▸ SOURCE TEXT:

----

Tax Notes logo

The Broad Reach of Michigan’s Industrial Processing Exemption

Posted on Aug. 10, 2020
Lynn A. Gandhi
Lynn A. Gandhi

Lynn A. Gandhi is a partner and business lawyer with Foley & Lardner LLP in Detroit.

In this installment of Smitten With the Mitten, Gandhi discusses the Michigan Supreme Court’s opinion in the matter of TOMRA of North America v. Department of Treasury.

Copyright 2020 Lynn A. Gandhi.
All rights reserved.

On June 16 the Michigan Supreme Court released its long-awaited opinion in the matter of TOMRA of North America v. Department of Treasury.1 The unanimous opinion authored by Justice David Viviano confirms a broad reading of Michigan’s industrial processing exemption and puts to rest continued attempts by the Department of Treasury to impose a narrow application of the exemption. More importantly, the opinion reversed the long-held maxim that tax exemptions are to be strictly construed against the taxpayer. Manufacturers and processors, as well as those that provide services to either, are urged to review their eligibility for exemption from sales and use tax for purchases of tangible personal property used in performing industrial processing activities.

Background

TOMRA is a seller and lessor of reverse-vending machines used for bottle and can recycling. The machines are typically found in grocery stores to assist retailers in complying with bottle-deposit laws. The customer inserts empty cans and bottles into the machine, where they are separated by color, flattened or punctured, shredded, and placed in bins. The machine provides the customer with a receipt, which the customer may take to the service counter for redemption.

Once a container is inserted into a machine, a conveyor belt moves the container to an optical reader. The optical reader scans the Universal Product Code on the container to determine if the container is an acceptable returnable container for recycling and whether the store takes the particular beverage and brand. If a container is not acceptable, it is rejected. The machine uses programmed information to determine the material content, weight, and color of the container. The containers are sorted by material content, and the machine maintains a count of containers. Aluminum cans are crushed and placed in a bin within the machine. Plastic bottles are sorted by color, punctured, compacted, and placed in a bin within the machine. Glass containers are sorted by color and placed in bins within the machine.

----

▸ SUPPLIED MATERIAL:
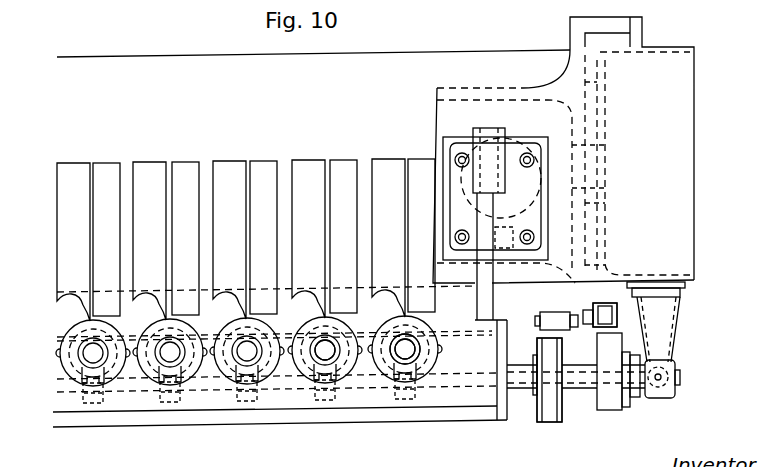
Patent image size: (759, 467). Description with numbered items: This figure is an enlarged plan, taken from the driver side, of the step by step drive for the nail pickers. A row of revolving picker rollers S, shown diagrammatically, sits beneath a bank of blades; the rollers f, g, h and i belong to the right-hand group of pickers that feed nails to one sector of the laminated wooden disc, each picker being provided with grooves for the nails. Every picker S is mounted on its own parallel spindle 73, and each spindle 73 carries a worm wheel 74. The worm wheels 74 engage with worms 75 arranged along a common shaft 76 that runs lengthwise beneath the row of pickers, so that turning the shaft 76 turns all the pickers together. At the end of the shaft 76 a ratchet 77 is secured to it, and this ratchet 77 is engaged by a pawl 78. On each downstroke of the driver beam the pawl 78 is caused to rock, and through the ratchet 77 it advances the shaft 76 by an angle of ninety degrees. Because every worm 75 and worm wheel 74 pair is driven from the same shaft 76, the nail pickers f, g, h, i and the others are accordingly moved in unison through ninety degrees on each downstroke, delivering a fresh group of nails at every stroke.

The revolving picker roller f is at (85, 388).
The revolving picker roller g is at (185, 367).
The revolving picker roller h is at (263, 372).
The revolving picker roller i is at (313, 363).
The revolving picker roller S is at (428, 335).
The parallel spindle 73 is at (333, 353).
The worm wheel 74 is at (425, 341).
The worm 75 is at (405, 352).
The shaft 76 is at (470, 380).
The ratchet 77 is at (612, 408).
The pawl 78 is at (607, 306).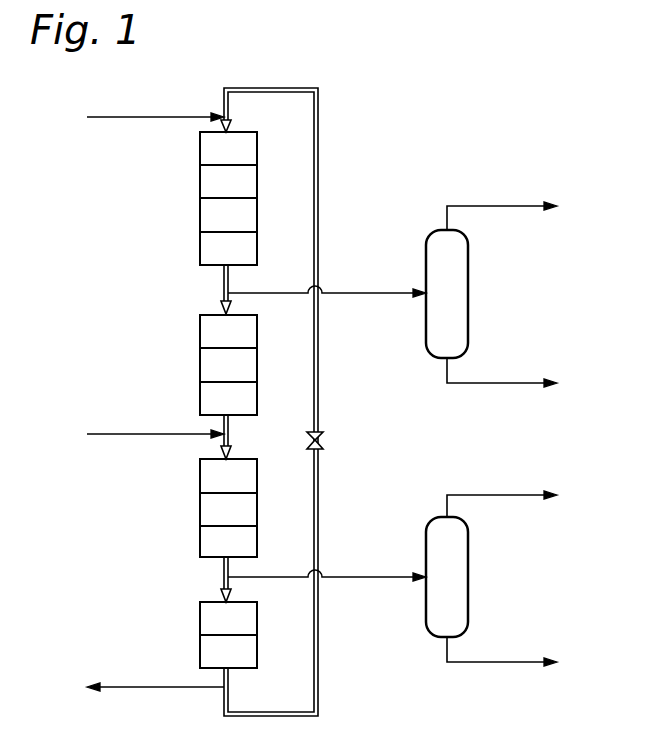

----

▸ WHAT IS ASKED:
In the article on Michigan's industrial processing exemption, which justice wrote the Michigan Supreme Court's unanimous opinion in TOMRA of North America v. Department of Treasury?

▸ THE ANSWER:
Justice David Viviano